• Work to be completed
Transcribe each record exactly. Include every one.

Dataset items
+++

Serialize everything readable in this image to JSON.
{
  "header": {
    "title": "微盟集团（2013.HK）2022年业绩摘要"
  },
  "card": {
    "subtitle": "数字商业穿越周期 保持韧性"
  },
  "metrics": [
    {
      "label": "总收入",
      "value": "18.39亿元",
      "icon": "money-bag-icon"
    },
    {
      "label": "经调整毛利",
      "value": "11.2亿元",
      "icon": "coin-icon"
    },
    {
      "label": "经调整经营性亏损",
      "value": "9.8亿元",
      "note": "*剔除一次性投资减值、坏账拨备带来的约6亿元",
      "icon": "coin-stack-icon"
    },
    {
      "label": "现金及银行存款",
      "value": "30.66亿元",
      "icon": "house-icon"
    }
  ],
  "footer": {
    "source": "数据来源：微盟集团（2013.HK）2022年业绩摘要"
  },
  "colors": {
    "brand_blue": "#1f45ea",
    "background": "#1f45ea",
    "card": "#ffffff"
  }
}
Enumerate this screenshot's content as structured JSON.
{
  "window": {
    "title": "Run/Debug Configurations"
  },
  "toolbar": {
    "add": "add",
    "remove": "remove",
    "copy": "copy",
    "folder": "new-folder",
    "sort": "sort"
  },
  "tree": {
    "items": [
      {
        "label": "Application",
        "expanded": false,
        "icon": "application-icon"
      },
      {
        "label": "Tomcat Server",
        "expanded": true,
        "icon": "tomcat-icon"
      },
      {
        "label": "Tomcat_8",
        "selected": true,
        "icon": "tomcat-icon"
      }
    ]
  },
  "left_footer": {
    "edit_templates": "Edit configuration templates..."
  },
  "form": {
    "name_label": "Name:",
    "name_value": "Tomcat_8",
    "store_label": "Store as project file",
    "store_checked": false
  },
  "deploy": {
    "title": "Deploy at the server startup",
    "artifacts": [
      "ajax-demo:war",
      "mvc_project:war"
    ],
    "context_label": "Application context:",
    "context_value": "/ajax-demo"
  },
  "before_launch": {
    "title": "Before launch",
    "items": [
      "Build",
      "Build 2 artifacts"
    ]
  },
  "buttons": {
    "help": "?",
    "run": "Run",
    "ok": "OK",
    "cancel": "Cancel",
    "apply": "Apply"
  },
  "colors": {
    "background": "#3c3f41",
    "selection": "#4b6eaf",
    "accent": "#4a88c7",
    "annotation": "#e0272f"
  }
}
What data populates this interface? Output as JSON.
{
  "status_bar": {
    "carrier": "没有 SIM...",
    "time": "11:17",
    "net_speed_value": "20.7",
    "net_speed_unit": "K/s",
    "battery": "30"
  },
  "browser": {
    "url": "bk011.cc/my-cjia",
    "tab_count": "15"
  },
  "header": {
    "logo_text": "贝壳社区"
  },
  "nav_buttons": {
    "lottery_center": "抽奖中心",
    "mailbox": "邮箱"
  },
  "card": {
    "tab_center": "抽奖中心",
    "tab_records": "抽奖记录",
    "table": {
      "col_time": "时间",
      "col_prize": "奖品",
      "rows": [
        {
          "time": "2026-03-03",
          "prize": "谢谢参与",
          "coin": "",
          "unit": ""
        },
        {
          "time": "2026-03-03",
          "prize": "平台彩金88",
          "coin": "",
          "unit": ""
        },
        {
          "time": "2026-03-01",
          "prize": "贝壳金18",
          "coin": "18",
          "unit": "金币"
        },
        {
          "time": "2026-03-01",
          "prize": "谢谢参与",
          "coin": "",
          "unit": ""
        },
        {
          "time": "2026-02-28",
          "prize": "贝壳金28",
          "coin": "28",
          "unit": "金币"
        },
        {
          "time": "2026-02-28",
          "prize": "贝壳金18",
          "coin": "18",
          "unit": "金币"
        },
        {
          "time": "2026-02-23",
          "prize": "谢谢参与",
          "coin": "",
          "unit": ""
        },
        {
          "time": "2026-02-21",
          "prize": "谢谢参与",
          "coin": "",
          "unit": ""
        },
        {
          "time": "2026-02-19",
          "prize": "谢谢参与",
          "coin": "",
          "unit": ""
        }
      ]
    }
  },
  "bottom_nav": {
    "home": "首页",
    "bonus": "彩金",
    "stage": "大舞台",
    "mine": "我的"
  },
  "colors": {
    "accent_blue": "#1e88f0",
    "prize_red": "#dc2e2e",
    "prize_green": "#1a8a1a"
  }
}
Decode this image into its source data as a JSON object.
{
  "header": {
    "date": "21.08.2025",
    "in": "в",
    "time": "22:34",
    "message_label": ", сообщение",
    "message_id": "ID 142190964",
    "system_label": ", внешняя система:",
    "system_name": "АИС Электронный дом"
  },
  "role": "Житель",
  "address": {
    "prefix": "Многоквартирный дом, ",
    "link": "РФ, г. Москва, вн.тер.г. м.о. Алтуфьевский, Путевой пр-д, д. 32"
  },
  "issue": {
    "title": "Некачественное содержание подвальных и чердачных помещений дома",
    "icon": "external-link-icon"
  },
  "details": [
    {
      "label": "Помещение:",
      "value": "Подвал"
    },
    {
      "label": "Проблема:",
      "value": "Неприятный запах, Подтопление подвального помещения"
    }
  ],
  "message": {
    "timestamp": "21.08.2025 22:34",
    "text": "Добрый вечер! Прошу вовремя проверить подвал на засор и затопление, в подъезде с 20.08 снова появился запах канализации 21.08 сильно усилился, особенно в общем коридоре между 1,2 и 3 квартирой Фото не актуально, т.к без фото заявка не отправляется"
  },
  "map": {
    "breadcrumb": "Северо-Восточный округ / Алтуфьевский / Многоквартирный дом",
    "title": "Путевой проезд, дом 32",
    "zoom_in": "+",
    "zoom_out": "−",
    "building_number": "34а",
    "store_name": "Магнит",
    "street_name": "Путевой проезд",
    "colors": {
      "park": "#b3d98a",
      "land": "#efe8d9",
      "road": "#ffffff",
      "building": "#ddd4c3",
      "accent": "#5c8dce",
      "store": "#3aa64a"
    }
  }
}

+++

• Task response
Serialize everything readable in this image to JSON.
{
  "header": {
    "title": "微盟集团（2013.HK）2022年业绩摘要"
  },
  "card": {
    "subtitle": "数字商业穿越周期 保持韧性"
  },
  "metrics": [
    {
      "label": "总收入",
      "value": "18.39亿元",
      "icon": "money-bag-icon"
    },
    {
      "label": "经调整毛利",
      "value": "11.2亿元",
      "icon": "coin-icon"
    },
    {
      "label": "经调整经营性亏损",
      "value": "9.8亿元",
      "note": "*剔除一次性投资减值、坏账拨备带来的约6亿元",
      "icon": "coin-stack-icon"
    },
    {
      "label": "现金及银行存款",
      "value": "30.66亿元",
      "icon": "house-icon"
    }
  ],
  "footer": {
    "source": "数据来源：微盟集团（2013.HK）2022年业绩摘要"
  },
  "colors": {
    "brand_blue": "#1f45ea",
    "background": "#1f45ea",
    "card": "#ffffff"
  }
}
Enumerate this screenshot's content as structured JSON.
{
  "window": {
    "title": "Run/Debug Configurations"
  },
  "toolbar": {
    "add": "add",
    "remove": "remove",
    "copy": "copy",
    "folder": "new-folder",
    "sort": "sort"
  },
  "tree": {
    "items": [
      {
        "label": "Application",
        "expanded": false,
        "icon": "application-icon"
      },
      {
        "label": "Tomcat Server",
        "expanded": true,
        "icon": "tomcat-icon"
      },
      {
        "label": "Tomcat_8",
        "selected": true,
        "icon": "tomcat-icon"
      }
    ]
  },
  "left_footer": {
    "edit_templates": "Edit configuration templates..."
  },
  "form": {
    "name_label": "Name:",
    "name_value": "Tomcat_8",
    "store_label": "Store as project file",
    "store_checked": false
  },
  "deploy": {
    "title": "Deploy at the server startup",
    "artifacts": [
      "ajax-demo:war",
      "mvc_project:war"
    ],
    "context_label": "Application context:",
    "context_value": "/ajax-demo"
  },
  "before_launch": {
    "title": "Before launch",
    "items": [
      "Build",
      "Build 2 artifacts"
    ]
  },
  "buttons": {
    "help": "?",
    "run": "Run",
    "ok": "OK",
    "cancel": "Cancel",
    "apply": "Apply"
  },
  "colors": {
    "background": "#3c3f41",
    "selection": "#4b6eaf",
    "accent": "#4a88c7",
    "annotation": "#e0272f"
  }
}
What data populates this interface? Output as JSON.
{
  "status_bar": {
    "carrier": "没有 SIM...",
    "time": "11:17",
    "net_speed_value": "20.7",
    "net_speed_unit": "K/s",
    "battery": "30"
  },
  "browser": {
    "url": "bk011.cc/my-cjia",
    "tab_count": "15"
  },
  "header": {
    "logo_text": "贝壳社区"
  },
  "nav_buttons": {
    "lottery_center": "抽奖中心",
    "mailbox": "邮箱"
  },
  "card": {
    "tab_center": "抽奖中心",
    "tab_records": "抽奖记录",
    "table": {
      "col_time": "时间",
      "col_prize": "奖品",
      "rows": [
        {
          "time": "2026-03-03",
          "prize": "谢谢参与",
          "coin": "",
          "unit": ""
        },
        {
          "time": "2026-03-03",
          "prize": "平台彩金88",
          "coin": "",
          "unit": ""
        },
        {
          "time": "2026-03-01",
          "prize": "贝壳金18",
          "coin": "18",
          "unit": "金币"
        },
        {
          "time": "2026-03-01",
          "prize": "谢谢参与",
          "coin": "",
          "unit": ""
        },
        {
          "time": "2026-02-28",
          "prize": "贝壳金28",
          "coin": "28",
          "unit": "金币"
        },
        {
          "time": "2026-02-28",
          "prize": "贝壳金18",
          "coin": "18",
          "unit": "金币"
        },
        {
          "time": "2026-02-23",
          "prize": "谢谢参与",
          "coin": "",
          "unit": ""
        },
        {
          "time": "2026-02-21",
          "prize": "谢谢参与",
          "coin": "",
          "unit": ""
        },
        {
          "time": "2026-02-19",
          "prize": "谢谢参与",
          "coin": "",
          "unit": ""
        }
      ]
    }
  },
  "bottom_nav": {
    "home": "首页",
    "bonus": "彩金",
    "stage": "大舞台",
    "mine": "我的"
  },
  "colors": {
    "accent_blue": "#1e88f0",
    "prize_red": "#dc2e2e",
    "prize_green": "#1a8a1a"
  }
}
Decode this image into its source data as a JSON object.
{
  "header": {
    "date": "21.08.2025",
    "in": "в",
    "time": "22:34",
    "message_label": ", сообщение",
    "message_id": "ID 142190964",
    "system_label": ", внешняя система:",
    "system_name": "АИС Электронный дом"
  },
  "role": "Житель",
  "address": {
    "prefix": "Многоквартирный дом, ",
    "link": "РФ, г. Москва, вн.тер.г. м.о. Алтуфьевский, Путевой пр-д, д. 32"
  },
  "issue": {
    "title": "Некачественное содержание подвальных и чердачных помещений дома",
    "icon": "external-link-icon"
  },
  "details": [
    {
      "label": "Помещение:",
      "value": "Подвал"
    },
    {
      "label": "Проблема:",
      "value": "Неприятный запах, Подтопление подвального помещения"
    }
  ],
  "message": {
    "timestamp": "21.08.2025 22:34",
    "text": "Добрый вечер! Прошу вовремя проверить подвал на засор и затопление, в подъезде с 20.08 снова появился запах канализации 21.08 сильно усилился, особенно в общем коридоре между 1,2 и 3 квартирой Фото не актуально, т.к без фото заявка не отправляется"
  },
  "map": {
    "breadcrumb": "Северо-Восточный округ / Алтуфьевский / Многоквартирный дом",
    "title": "Путевой проезд, дом 32",
    "zoom_in": "+",
    "zoom_out": "−",
    "building_number": "34а",
    "store_name": "Магнит",
    "street_name": "Путевой проезд",
    "colors": {
      "park": "#b3d98a",
      "land": "#efe8d9",
      "road": "#ffffff",
      "building": "#ddd4c3",
      "accent": "#5c8dce",
      "store": "#3aa64a"
    }
  }
}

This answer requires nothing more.